──────── Reading text ────────

How to Declutter Your Apartment, Room by Room
Most decluttering guides treat a home as a single undifferentiated space. In practice, a one-bedroom apartment in Toronto or a two-bedroom unit in Calgary has very distinct problem zones — and each needs a different approach. The following breakdown works room by room, with notes on what tends to pile up in each and why.
Before You Start: The Single Rule That Changes Everything
Storage is not the solution to clutter. More bins, baskets, and shelves only make disorganized possessions slightly tidier to look at. The actual lever is deciding what stays. Every item that leaves the apartment permanently frees more usable space than any organizational product can.
The threshold used consistently by organizers working in small Canadian apartments: if you haven't used something in 12 months and it isn't a seasonal or emergency item, it's a candidate for removal. The one-year window accounts for seasonal cycles — winter coats, camping gear, holiday decorations — without letting rarely used items slip through indefinitely.
Entryway and Front Hallway
The entryway is where clutter begins. Shoes, coats, bags, keys, mail, and miscellaneous items accumulate because there's no clear system for stopping them at the door. In most Canadian apartments, this area is 15–30 sq ft — barely enough to turn around in, let alone absorb daily arrivals.

──────── Information provided ────────

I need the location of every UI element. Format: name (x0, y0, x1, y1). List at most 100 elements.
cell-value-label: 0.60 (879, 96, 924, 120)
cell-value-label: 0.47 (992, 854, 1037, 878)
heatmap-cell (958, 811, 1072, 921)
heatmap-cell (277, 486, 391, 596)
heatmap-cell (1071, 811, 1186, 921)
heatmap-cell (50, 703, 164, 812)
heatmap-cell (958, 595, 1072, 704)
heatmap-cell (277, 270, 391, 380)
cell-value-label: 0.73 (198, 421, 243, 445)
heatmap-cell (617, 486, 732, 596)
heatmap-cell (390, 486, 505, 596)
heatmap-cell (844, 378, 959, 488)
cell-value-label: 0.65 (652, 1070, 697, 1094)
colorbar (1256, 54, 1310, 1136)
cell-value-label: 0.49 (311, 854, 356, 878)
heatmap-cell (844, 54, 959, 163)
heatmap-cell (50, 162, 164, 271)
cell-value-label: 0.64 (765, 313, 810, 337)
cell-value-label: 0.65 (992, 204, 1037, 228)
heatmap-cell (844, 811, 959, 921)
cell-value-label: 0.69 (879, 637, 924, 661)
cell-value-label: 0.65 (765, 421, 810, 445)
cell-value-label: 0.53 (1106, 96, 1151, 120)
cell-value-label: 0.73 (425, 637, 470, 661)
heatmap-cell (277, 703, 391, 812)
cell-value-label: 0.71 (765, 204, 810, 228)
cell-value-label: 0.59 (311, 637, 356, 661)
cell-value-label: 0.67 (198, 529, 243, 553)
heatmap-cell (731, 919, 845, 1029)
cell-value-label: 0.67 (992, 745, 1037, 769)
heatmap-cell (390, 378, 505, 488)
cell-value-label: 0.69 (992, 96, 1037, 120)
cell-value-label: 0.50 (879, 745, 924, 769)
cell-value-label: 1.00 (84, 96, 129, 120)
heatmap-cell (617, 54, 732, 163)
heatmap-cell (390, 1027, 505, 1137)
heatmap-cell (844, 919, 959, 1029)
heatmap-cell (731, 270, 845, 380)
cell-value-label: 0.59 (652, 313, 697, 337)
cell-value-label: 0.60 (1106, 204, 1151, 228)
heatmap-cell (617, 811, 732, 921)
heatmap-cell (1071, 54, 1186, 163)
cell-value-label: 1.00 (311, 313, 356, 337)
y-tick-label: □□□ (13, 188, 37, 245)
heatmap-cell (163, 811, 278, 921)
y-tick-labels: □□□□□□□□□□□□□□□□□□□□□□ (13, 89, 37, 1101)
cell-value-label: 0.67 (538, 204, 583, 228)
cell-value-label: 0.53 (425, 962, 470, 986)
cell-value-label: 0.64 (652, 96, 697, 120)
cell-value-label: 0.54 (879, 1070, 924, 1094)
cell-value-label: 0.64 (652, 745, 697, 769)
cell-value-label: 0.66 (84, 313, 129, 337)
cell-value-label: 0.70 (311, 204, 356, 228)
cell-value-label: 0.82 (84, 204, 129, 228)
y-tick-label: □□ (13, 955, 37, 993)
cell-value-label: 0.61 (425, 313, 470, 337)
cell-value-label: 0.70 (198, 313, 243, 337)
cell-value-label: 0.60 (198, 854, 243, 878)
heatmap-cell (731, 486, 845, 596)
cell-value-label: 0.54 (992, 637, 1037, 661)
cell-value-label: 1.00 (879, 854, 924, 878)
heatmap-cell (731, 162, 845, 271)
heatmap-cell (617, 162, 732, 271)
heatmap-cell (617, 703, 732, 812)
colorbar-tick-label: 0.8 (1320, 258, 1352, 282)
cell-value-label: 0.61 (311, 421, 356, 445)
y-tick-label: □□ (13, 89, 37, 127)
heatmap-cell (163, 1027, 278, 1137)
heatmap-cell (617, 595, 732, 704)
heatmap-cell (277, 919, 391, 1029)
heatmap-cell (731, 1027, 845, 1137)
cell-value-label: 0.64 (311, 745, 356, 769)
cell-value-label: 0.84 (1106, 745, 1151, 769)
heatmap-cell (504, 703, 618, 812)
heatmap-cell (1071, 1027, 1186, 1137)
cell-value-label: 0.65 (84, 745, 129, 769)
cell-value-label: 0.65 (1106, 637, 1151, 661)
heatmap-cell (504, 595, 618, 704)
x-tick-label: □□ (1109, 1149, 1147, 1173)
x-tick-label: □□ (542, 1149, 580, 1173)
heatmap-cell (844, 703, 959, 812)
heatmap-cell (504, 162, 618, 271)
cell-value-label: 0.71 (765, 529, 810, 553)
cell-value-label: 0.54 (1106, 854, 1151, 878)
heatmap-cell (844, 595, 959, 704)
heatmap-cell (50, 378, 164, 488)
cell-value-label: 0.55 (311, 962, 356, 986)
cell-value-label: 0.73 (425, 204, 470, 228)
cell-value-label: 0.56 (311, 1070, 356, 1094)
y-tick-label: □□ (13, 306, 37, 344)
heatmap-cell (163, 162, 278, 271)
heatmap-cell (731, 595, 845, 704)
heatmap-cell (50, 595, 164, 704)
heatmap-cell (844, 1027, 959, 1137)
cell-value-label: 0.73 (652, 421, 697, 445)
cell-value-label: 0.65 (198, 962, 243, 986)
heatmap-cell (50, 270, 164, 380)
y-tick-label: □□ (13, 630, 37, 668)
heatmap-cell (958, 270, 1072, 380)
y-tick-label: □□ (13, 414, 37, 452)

────────

[To be done]
1. Decide whether each statement agrees with the decluttering guide, answering yes or no and quoting the guide's deciding words: (a) Storage is the solution to clutter. (b) An item unused for 12 months that isn't a seasonal or emergency item is a candidate for removal. (c) In most Canadian apartments, the entryway is 15–30 sq ft.
2. In the records, starting with the first line and going on through the line with "cell-value-label: 0.59 (311, 637, 356, 661)", change "heatmap-cell" to "grid-cell" and return only those lines, with everything else unchanged.
The decluttering guide and the records are separate, unrelated material.

[The replies]
1.
(a) No: "Storage is not the solution to clutter."
(b) Yes: "if you haven't used something in 12 months and it isn't a seasonal or emergency item, it's a candidate for removal."
(c) Yes: "In most Canadian apartments, this area is 15–30 sq ft"

2.
I need the location of every UI element. Format: name (x0, y0, x1, y1). List at most 100 elements.
cell-value-label: 0.60 (879, 96, 924, 120)
cell-value-label: 0.47 (992, 854, 1037, 878)
grid-cell (958, 811, 1072, 921)
grid-cell (277, 486, 391, 596)
grid-cell (1071, 811, 1186, 921)
grid-cell (50, 703, 164, 812)
grid-cell (958, 595, 1072, 704)
grid-cell (277, 270, 391, 380)
cell-value-label: 0.73 (198, 421, 243, 445)
grid-cell (617, 486, 732, 596)
grid-cell (390, 486, 505, 596)
grid-cell (844, 378, 959, 488)
cell-value-label: 0.65 (652, 1070, 697, 1094)
colorbar (1256, 54, 1310, 1136)
cell-value-label: 0.49 (311, 854, 356, 878)
grid-cell (844, 54, 959, 163)
grid-cell (50, 162, 164, 271)
cell-value-label: 0.64 (765, 313, 810, 337)
cell-value-label: 0.65 (992, 204, 1037, 228)
grid-cell (844, 811, 959, 921)
cell-value-label: 0.69 (879, 637, 924, 661)
cell-value-label: 0.65 (765, 421, 810, 445)
cell-value-label: 0.53 (1106, 96, 1151, 120)
cell-value-label: 0.73 (425, 637, 470, 661)
grid-cell (277, 703, 391, 812)
cell-value-label: 0.71 (765, 204, 810, 228)
cell-value-label: 0.59 (311, 637, 356, 661)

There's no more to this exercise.